═══ Records for the task

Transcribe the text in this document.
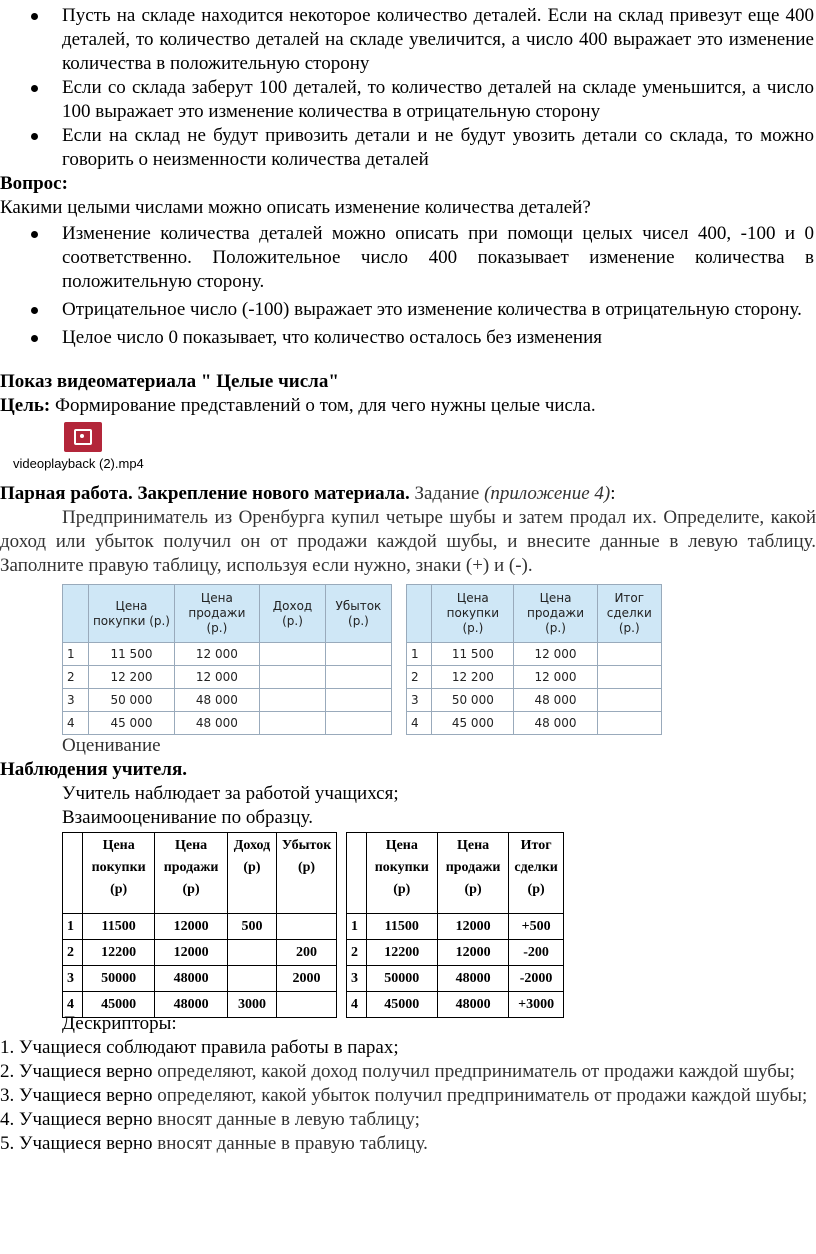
Пусть на складе находится некоторое количество деталей. Если на склад привезут еще 400 деталей, то количество деталей на складе увеличится, а число 400 выражает это изменение количества в положительную сторону
Если со склада заберут 100 деталей, то количество деталей на складе уменьшится, а число 100 выражает это изменение количества в отрицательную сторону
Если на склад не будут привозить детали и не будут увозить детали со склада, то можно говорить о неизменности количества деталей

Вопрос:

Какими целыми числами можно описать изменение количества деталей?

Изменение количества деталей можно описать при помощи целых чисел 400, -100 и 0 соответственно. Положительное число 400 показывает изменение количества в положительную сторону.
Отрицательное число (-100) выражает это изменение количества в отрицательную сторону.
Целое число 0 показывает, что количество осталось без изменения

Показ видеоматериала " Целые числа"

Цель: Формирование представлений о том, для чего нужны целые числа.

videoplayback (2).mp4

Парная работа. Закрепление нового материала. Задание (приложение 4):

Предприниматель из Оренбурга купил четыре шубы и затем продал их. Определите, какой доход или убыток получил он от продажи каждой шубы, и внесите данные в левую таблицу. Заполните правую таблицу, используя если нужно, знаки (+) и (-).

	Цена покупки (р.)	Цена продажи (р.)	Доход (р.)	Убыток (р.)
1	11 500	12 000		
2	12 200	12 000		
3	50 000	48 000		
4	45 000	48 000		
	Цена покупки (р.)	Цена продажи (р.)	Итог сделки (р.)
1	11 500	12 000	
2	12 200	12 000	
3	50 000	48 000	
4	45 000	48 000	

Оценивание

Наблюдения учителя.

Учитель наблюдает за работой учащихся;

Взаимооценивание по образцу.

	Цена покупки (р)	Цена продажи (р)	Доход (р)	Убыток (р)
1	11500	12000	500	
2	12200	12000		200
3	50000	48000		2000
4	45000	48000	3000	
	Цена покупки (р)	Цена продажи (р)	Итог сделки (р)
1	11500	12000	+500
2	12200	12000	-200
3	50000	48000	-2000
4	45000	48000	+3000

Дескрипторы:

1. Учащиеся соблюдают правила работы в парах;

2. Учащиеся верно определяют, какой доход получил предприниматель от продажи каждой шубы;

3. Учащиеся верно определяют, какой убыток получил предприниматель от продажи каждой шубы;

4. Учащиеся верно вносят данные в левую таблицу;

5. Учащиеся верно вносят данные в правую таблицу.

══════

Copy the entries above faithfully and omit every image.

**Written answer:**
Transcribe the text in this document.
Пусть на складе находится некоторое количество деталей. Если на склад привезут еще 400 деталей, то количество деталей на складе увеличится, а число 400 выражает это изменение количества в положительную сторону
Если со склада заберут 100 деталей, то количество деталей на складе уменьшится, а число 100 выражает это изменение количества в отрицательную сторону
Если на склад не будут привозить детали и не будут увозить детали со склада, то можно говорить о неизменности количества деталей

Вопрос:

Какими целыми числами можно описать изменение количества деталей?

Изменение количества деталей можно описать при помощи целых чисел 400, -100 и 0 соответственно. Положительное число 400 показывает изменение количества в положительную сторону.
Отрицательное число (-100) выражает это изменение количества в отрицательную сторону.
Целое число 0 показывает, что количество осталось без изменения

Показ видеоматериала " Целые числа"

Цель: Формирование представлений о том, для чего нужны целые числа.

videoplayback (2).mp4

Парная работа. Закрепление нового материала. Задание (приложение 4):

Предприниматель из Оренбурга купил четыре шубы и затем продал их. Определите, какой доход или убыток получил он от продажи каждой шубы, и внесите данные в левую таблицу. Заполните правую таблицу, используя если нужно, знаки (+) и (-).

	Цена покупки (р.)	Цена продажи (р.)	Доход (р.)	Убыток (р.)
1	11 500	12 000		
2	12 200	12 000		
3	50 000	48 000		
4	45 000	48 000		
	Цена покупки (р.)	Цена продажи (р.)	Итог сделки (р.)
1	11 500	12 000	
2	12 200	12 000	
3	50 000	48 000	
4	45 000	48 000	

Оценивание

Наблюдения учителя.

Учитель наблюдает за работой учащихся;

Взаимооценивание по образцу.

	Цена покупки (р)	Цена продажи (р)	Доход (р)	Убыток (р)
1	11500	12000	500	
2	12200	12000		200
3	50000	48000		2000
4	45000	48000	3000	
	Цена покупки (р)	Цена продажи (р)	Итог сделки (р)
1	11500	12000	+500
2	12200	12000	-200
3	50000	48000	-2000
4	45000	48000	+3000

Дескрипторы:

1. Учащиеся соблюдают правила работы в парах;

2. Учащиеся верно определяют, какой доход получил предприниматель от продажи каждой шубы;

3. Учащиеся верно определяют, какой убыток получил предприниматель от продажи каждой шубы;

4. Учащиеся верно вносят данные в левую таблицу;

5. Учащиеся верно вносят данные в правую таблицу.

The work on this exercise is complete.